__Directions__:
Copy out the lines that have "title" in them.
── Data shown ──
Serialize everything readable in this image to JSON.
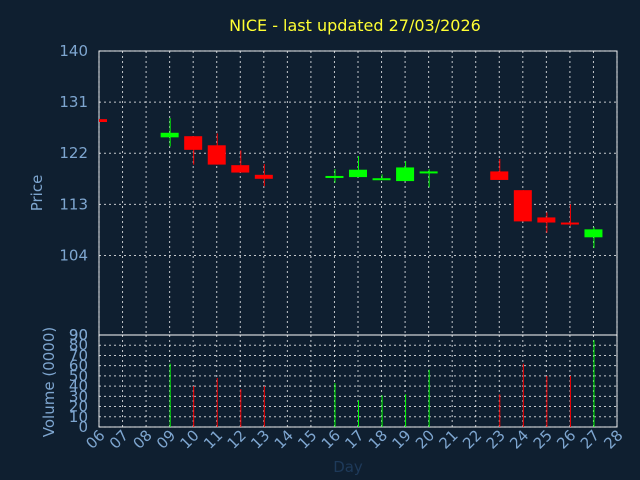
{
  "chart_data": {
    "type": "candlestick",
    "title": "NICE - last updated 27/03/2026",
    "xlabel": "Day",
    "x_ticks": [
      "06",
      "07",
      "08",
      "09",
      "10",
      "11",
      "12",
      "13",
      "14",
      "15",
      "16",
      "17",
      "18",
      "19",
      "20",
      "21",
      "22",
      "23",
      "24",
      "25",
      "26",
      "27",
      "28"
    ],
    "grid": true,
    "colors": {
      "up": "#00ff00",
      "down": "#ff0000",
      "title": "#ffff33",
      "text": "#7ea6d0",
      "background": "#0f1f30"
    },
    "price_panel": {
      "ylabel": "Price",
      "ylim": [
        90,
        140
      ],
      "y_ticks": [
        "140",
        "131",
        "122",
        "113",
        "104",
        "90"
      ],
      "y_tick_values": [
        140,
        131,
        122,
        113,
        104,
        90
      ]
    },
    "volume_panel": {
      "ylabel": "Volume (0000)",
      "ylim": [
        0,
        90
      ],
      "y_ticks": [
        "90",
        "80",
        "70",
        "60",
        "50",
        "40",
        "30",
        "20",
        "10",
        "0"
      ],
      "y_tick_values": [
        90,
        80,
        70,
        60,
        50,
        40,
        30,
        20,
        10,
        0
      ]
    },
    "candles": [
      {
        "day": "06",
        "open": 128.0,
        "high": 128.0,
        "low": 127.5,
        "close": 127.5,
        "volume": null
      },
      {
        "day": "09",
        "open": 124.8,
        "high": 128.2,
        "low": 123.2,
        "close": 125.6,
        "volume": 62
      },
      {
        "day": "10",
        "open": 125.0,
        "high": 125.0,
        "low": 120.0,
        "close": 122.6,
        "volume": 40
      },
      {
        "day": "11",
        "open": 123.4,
        "high": 125.5,
        "low": 120.0,
        "close": 120.0,
        "volume": 48
      },
      {
        "day": "12",
        "open": 119.9,
        "high": 122.5,
        "low": 118.6,
        "close": 118.6,
        "volume": 37
      },
      {
        "day": "13",
        "open": 118.2,
        "high": 120.1,
        "low": 116.2,
        "close": 117.5,
        "volume": 40
      },
      {
        "day": "16",
        "open": 117.8,
        "high": 119.2,
        "low": 116.8,
        "close": 118.0,
        "volume": 43
      },
      {
        "day": "17",
        "open": 117.8,
        "high": 121.5,
        "low": 117.8,
        "close": 119.1,
        "volume": 26
      },
      {
        "day": "18",
        "open": 117.3,
        "high": 118.3,
        "low": 117.3,
        "close": 117.6,
        "volume": 31
      },
      {
        "day": "19",
        "open": 117.1,
        "high": 120.6,
        "low": 117.1,
        "close": 119.5,
        "volume": 32
      },
      {
        "day": "20",
        "open": 118.5,
        "high": 119.2,
        "low": 116.0,
        "close": 118.8,
        "volume": 56
      },
      {
        "day": "23",
        "open": 118.8,
        "high": 121.0,
        "low": 117.3,
        "close": 117.3,
        "volume": 32
      },
      {
        "day": "24",
        "open": 115.5,
        "high": 115.5,
        "low": 110.0,
        "close": 110.0,
        "volume": 62
      },
      {
        "day": "25",
        "open": 110.7,
        "high": 111.6,
        "low": 108.0,
        "close": 109.8,
        "volume": 50
      },
      {
        "day": "26",
        "open": 109.8,
        "high": 113.0,
        "low": 109.2,
        "close": 109.5,
        "volume": 50
      },
      {
        "day": "27",
        "open": 107.2,
        "high": 109.0,
        "low": 105.3,
        "close": 108.6,
        "volume": 85
      }
    ]
  }
}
───
__Solution to this task__:
    "title": "NICE - last updated 27/03/2026",
      "title": "#ffff33",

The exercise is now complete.